**Given instruction:**
Please transcribe the listing below in full and word for word, without its pictures.

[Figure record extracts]
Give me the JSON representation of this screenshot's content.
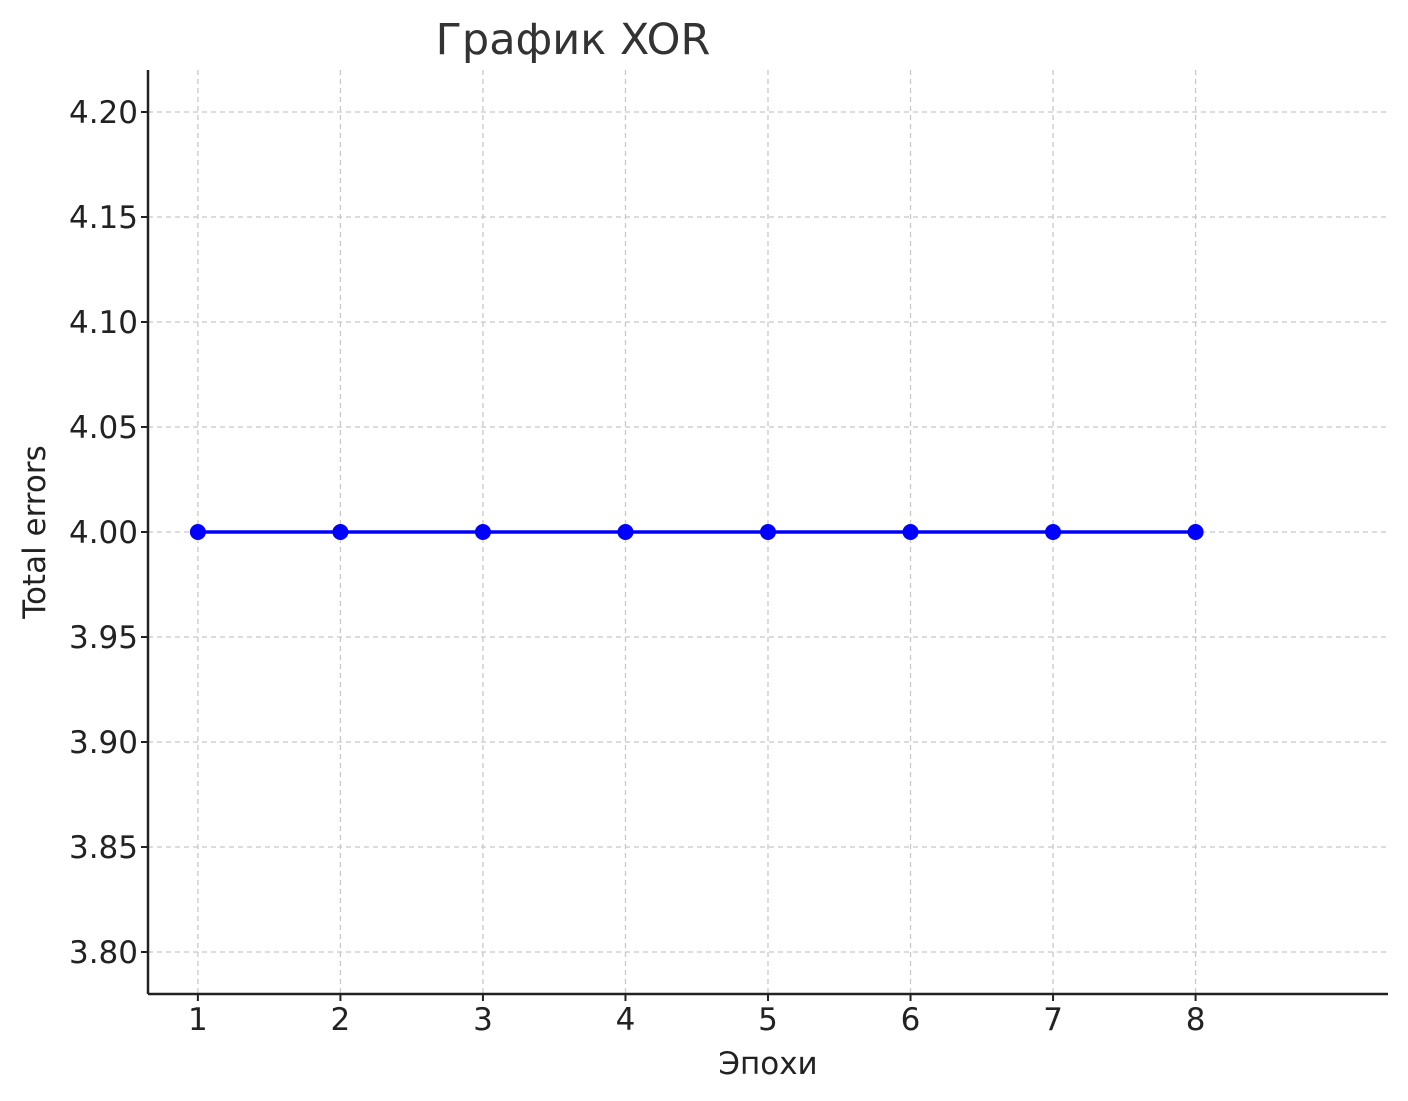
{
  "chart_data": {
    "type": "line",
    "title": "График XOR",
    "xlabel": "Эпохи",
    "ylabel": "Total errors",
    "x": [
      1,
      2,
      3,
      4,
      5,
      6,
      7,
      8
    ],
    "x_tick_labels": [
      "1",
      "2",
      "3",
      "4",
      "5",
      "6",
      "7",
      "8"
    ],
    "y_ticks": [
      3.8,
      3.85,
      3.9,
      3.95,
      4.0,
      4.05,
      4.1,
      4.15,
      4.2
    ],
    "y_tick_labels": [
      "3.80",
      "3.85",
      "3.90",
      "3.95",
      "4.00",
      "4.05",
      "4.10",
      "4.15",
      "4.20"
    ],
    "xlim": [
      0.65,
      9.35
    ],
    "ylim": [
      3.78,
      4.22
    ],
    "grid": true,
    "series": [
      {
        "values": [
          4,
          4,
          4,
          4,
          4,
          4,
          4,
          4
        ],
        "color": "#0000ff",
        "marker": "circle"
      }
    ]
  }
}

**Solution:**
Give me the JSON representation of this screenshot's content.
{
  "chart_data": {
    "type": "line",
    "title": "График XOR",
    "xlabel": "Эпохи",
    "ylabel": "Total errors",
    "x": [
      1,
      2,
      3,
      4,
      5,
      6,
      7,
      8
    ],
    "x_tick_labels": [
      "1",
      "2",
      "3",
      "4",
      "5",
      "6",
      "7",
      "8"
    ],
    "y_ticks": [
      3.8,
      3.85,
      3.9,
      3.95,
      4.0,
      4.05,
      4.1,
      4.15,
      4.2
    ],
    "y_tick_labels": [
      "3.80",
      "3.85",
      "3.90",
      "3.95",
      "4.00",
      "4.05",
      "4.10",
      "4.15",
      "4.20"
    ],
    "xlim": [
      0.65,
      9.35
    ],
    "ylim": [
      3.78,
      4.22
    ],
    "grid": true,
    "series": [
      {
        "values": [
          4,
          4,
          4,
          4,
          4,
          4,
          4,
          4
        ],
        "color": "#0000ff",
        "marker": "circle"
      }
    ]
  }
}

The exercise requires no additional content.